» PROMPT
Give the number of lines in the entries that contain "values". State only the count.

──────── RECORD SET ────────

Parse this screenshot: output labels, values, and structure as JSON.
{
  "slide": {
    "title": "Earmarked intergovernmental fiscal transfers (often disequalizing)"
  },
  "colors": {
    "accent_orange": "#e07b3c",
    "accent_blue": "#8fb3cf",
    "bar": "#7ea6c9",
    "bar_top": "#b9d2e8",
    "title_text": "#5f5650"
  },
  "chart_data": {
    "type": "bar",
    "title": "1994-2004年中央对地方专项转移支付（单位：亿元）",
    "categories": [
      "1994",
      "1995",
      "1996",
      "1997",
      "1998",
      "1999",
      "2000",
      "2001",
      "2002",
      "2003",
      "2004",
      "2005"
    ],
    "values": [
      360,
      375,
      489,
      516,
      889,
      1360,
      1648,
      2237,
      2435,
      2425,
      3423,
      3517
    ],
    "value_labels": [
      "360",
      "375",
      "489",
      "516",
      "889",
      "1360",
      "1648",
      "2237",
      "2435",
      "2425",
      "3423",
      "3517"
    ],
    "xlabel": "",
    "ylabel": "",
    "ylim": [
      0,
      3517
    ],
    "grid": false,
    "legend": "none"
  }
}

────────

» SOLUTION TO THIS EXERCISE
2